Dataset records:
______
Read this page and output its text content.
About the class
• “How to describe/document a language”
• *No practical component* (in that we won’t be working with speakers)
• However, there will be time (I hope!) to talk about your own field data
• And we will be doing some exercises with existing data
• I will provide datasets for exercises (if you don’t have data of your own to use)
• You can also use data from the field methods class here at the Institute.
______
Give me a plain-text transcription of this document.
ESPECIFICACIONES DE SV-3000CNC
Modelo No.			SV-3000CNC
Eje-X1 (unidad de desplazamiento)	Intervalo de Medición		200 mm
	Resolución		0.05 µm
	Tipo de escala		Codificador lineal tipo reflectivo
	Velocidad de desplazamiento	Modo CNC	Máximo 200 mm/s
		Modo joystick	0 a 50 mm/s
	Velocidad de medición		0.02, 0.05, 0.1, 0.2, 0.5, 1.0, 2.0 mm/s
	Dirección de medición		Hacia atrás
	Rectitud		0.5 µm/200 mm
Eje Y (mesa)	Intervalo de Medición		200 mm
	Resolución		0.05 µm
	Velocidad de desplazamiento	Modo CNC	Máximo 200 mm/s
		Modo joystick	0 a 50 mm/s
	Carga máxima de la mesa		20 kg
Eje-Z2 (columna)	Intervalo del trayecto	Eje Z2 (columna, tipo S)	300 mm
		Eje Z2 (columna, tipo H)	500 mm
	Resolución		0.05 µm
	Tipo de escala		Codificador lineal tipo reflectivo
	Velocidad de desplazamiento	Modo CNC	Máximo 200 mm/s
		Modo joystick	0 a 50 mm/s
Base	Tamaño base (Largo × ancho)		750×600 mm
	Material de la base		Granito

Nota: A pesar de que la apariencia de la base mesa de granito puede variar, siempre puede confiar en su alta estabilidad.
______
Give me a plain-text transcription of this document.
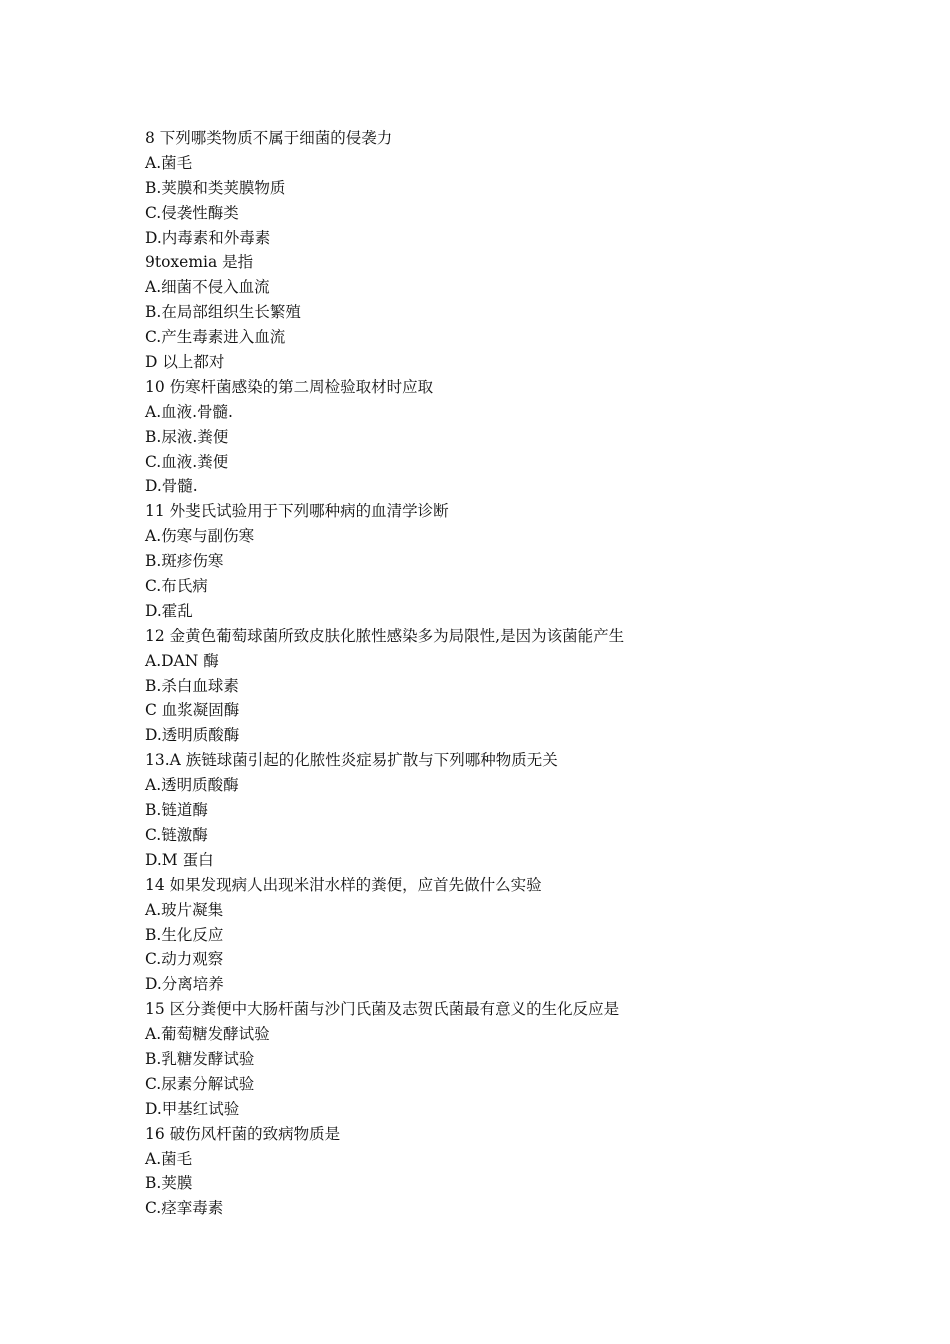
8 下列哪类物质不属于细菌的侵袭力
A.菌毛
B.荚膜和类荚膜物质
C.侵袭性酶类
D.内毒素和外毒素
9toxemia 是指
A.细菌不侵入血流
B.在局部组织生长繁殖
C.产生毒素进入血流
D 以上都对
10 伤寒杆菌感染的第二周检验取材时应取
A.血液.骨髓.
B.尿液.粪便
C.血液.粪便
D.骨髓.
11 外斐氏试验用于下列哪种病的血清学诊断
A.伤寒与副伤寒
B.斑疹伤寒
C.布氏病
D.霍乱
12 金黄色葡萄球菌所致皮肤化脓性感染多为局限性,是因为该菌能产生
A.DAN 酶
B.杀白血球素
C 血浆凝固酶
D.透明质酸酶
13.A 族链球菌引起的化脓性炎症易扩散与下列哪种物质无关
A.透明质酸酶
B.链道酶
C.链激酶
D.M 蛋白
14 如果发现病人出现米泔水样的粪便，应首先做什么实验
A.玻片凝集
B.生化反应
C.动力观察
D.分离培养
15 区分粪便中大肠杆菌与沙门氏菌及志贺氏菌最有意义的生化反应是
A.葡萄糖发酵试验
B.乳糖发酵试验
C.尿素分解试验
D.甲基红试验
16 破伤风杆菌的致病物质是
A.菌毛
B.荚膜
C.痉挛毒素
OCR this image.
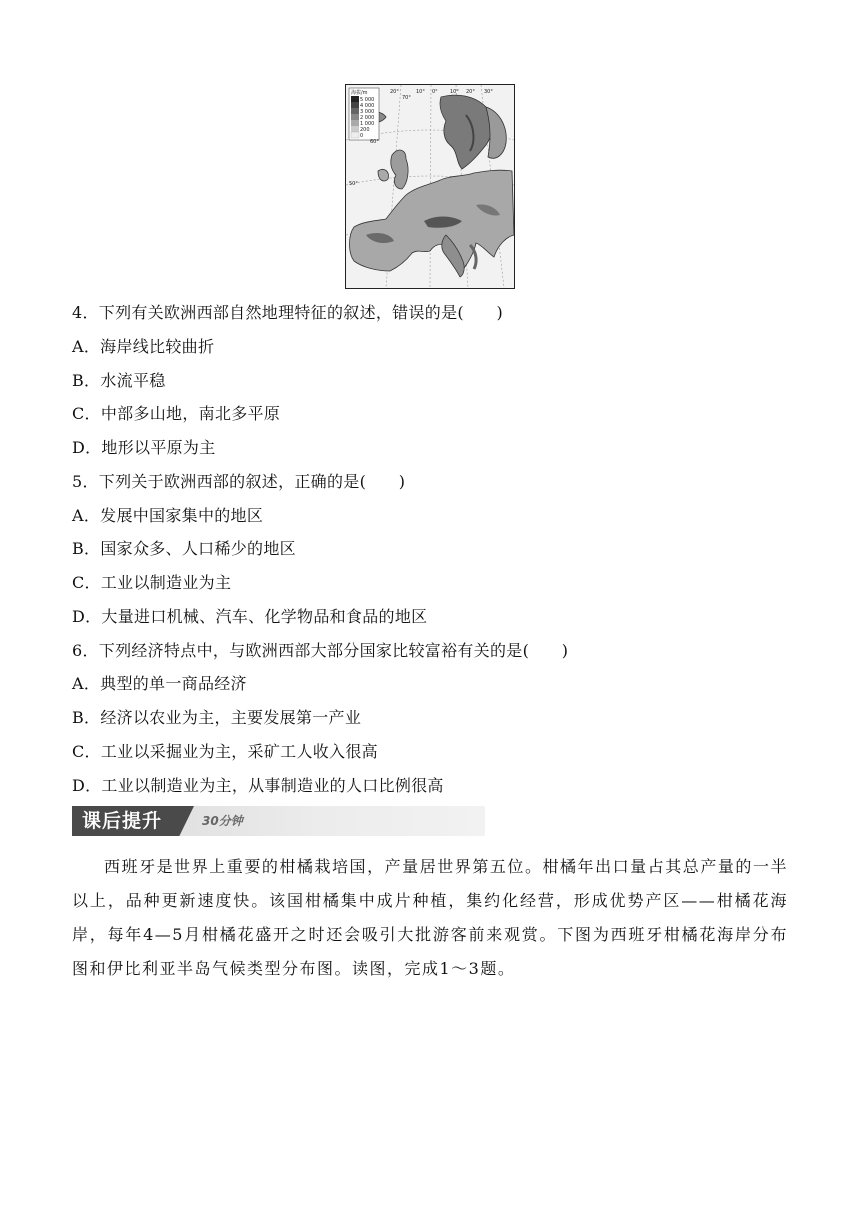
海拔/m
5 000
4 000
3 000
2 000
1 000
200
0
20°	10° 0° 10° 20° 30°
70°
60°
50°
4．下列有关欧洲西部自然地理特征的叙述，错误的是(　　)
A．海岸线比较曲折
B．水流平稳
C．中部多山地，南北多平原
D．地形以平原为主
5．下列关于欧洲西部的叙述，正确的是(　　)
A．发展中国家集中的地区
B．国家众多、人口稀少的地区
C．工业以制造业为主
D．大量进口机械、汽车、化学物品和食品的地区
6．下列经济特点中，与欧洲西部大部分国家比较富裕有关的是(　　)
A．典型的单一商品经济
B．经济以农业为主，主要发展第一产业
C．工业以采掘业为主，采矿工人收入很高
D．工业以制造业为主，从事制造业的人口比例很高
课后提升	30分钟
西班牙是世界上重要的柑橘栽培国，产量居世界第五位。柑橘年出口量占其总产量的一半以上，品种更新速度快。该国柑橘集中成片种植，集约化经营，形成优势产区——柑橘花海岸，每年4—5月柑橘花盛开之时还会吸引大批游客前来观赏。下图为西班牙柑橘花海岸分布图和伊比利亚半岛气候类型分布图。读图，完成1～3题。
______
SET PROBLEM – Tell how many lines in the material contain the word "with". Only the number is wanted.

THE ANSWER – 2